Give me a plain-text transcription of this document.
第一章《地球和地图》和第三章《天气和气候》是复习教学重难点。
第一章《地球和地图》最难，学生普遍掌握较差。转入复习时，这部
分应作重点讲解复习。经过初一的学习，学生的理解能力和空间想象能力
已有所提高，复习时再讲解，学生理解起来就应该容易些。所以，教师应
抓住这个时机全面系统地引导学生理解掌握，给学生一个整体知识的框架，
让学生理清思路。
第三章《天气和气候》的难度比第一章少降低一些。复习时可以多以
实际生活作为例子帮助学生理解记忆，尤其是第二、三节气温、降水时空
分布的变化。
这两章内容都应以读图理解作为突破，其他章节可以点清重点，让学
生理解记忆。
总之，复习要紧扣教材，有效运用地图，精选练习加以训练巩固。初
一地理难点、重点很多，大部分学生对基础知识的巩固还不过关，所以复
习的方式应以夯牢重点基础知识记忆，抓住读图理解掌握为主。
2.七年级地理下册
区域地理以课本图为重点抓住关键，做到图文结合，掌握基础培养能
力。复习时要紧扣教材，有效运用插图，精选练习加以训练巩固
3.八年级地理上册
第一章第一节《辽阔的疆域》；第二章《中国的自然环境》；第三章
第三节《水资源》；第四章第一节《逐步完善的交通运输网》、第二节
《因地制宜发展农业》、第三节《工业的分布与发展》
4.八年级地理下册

OBJECTIVE =>
Print the records above exactly as they appear.

OUTPUT =>
Give me a plain-text transcription of this document.
第一章《地球和地图》和第三章《天气和气候》是复习教学重难点。
第一章《地球和地图》最难，学生普遍掌握较差。转入复习时，这部
分应作重点讲解复习。经过初一的学习，学生的理解能力和空间想象能力
已有所提高，复习时再讲解，学生理解起来就应该容易些。所以，教师应
抓住这个时机全面系统地引导学生理解掌握，给学生一个整体知识的框架，
让学生理清思路。
第三章《天气和气候》的难度比第一章少降低一些。复习时可以多以
实际生活作为例子帮助学生理解记忆，尤其是第二、三节气温、降水时空
分布的变化。
这两章内容都应以读图理解作为突破，其他章节可以点清重点，让学
生理解记忆。
总之，复习要紧扣教材，有效运用地图，精选练习加以训练巩固。初
一地理难点、重点很多，大部分学生对基础知识的巩固还不过关，所以复
习的方式应以夯牢重点基础知识记忆，抓住读图理解掌握为主。
2.七年级地理下册
区域地理以课本图为重点抓住关键，做到图文结合，掌握基础培养能
力。复习时要紧扣教材，有效运用插图，精选练习加以训练巩固
3.八年级地理上册
第一章第一节《辽阔的疆域》；第二章《中国的自然环境》；第三章
第三节《水资源》；第四章第一节《逐步完善的交通运输网》、第二节
《因地制宜发展农业》、第三节《工业的分布与发展》
4.八年级地理下册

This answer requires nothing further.